WHAT TO DO: How many lines of the material below contain the word "Crown"? Give only the number.

EXTRACTED MATERIAL:
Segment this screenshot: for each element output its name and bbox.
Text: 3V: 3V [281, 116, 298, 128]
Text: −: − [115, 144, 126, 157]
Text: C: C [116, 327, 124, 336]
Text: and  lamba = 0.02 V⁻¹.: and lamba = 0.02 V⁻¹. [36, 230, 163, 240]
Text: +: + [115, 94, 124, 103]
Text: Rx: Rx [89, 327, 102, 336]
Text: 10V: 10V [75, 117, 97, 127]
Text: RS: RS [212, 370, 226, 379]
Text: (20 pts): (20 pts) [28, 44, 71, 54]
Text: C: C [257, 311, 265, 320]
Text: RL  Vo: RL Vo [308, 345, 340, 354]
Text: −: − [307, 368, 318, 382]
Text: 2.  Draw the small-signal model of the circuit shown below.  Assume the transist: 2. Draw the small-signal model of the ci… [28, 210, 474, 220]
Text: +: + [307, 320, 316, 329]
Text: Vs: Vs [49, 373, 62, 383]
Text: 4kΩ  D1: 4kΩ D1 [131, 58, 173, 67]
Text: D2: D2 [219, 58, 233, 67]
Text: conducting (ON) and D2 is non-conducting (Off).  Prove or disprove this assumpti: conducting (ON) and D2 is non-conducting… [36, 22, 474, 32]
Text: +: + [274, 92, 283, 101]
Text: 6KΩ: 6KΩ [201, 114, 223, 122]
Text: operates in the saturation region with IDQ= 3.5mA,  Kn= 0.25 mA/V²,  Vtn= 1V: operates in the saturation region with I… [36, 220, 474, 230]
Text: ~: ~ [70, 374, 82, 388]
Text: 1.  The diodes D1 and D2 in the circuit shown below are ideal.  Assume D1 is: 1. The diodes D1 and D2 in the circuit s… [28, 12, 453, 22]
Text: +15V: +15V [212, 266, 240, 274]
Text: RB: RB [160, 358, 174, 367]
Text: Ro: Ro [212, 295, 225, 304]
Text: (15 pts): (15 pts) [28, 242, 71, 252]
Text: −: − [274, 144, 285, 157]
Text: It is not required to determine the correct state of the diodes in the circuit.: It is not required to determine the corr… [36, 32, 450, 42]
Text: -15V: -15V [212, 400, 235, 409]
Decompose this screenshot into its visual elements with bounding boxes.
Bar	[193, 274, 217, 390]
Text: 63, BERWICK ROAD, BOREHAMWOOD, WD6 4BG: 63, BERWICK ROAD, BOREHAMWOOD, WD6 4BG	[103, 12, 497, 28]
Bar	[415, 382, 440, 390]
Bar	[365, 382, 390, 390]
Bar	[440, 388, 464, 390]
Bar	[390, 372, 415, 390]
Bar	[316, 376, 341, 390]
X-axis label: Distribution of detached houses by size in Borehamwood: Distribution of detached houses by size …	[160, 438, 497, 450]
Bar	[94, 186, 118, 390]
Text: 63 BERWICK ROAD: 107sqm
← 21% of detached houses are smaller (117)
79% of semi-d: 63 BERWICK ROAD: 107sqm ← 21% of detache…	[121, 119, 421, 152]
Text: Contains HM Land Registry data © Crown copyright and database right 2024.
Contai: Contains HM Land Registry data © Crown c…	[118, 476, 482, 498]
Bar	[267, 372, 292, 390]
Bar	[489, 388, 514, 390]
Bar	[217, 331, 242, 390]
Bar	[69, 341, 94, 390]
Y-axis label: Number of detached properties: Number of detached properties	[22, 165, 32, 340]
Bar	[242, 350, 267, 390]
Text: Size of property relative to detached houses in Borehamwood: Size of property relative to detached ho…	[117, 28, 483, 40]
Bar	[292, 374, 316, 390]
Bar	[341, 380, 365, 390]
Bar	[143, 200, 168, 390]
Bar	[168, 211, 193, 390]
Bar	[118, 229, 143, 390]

WRITTEN RESPONSE: 2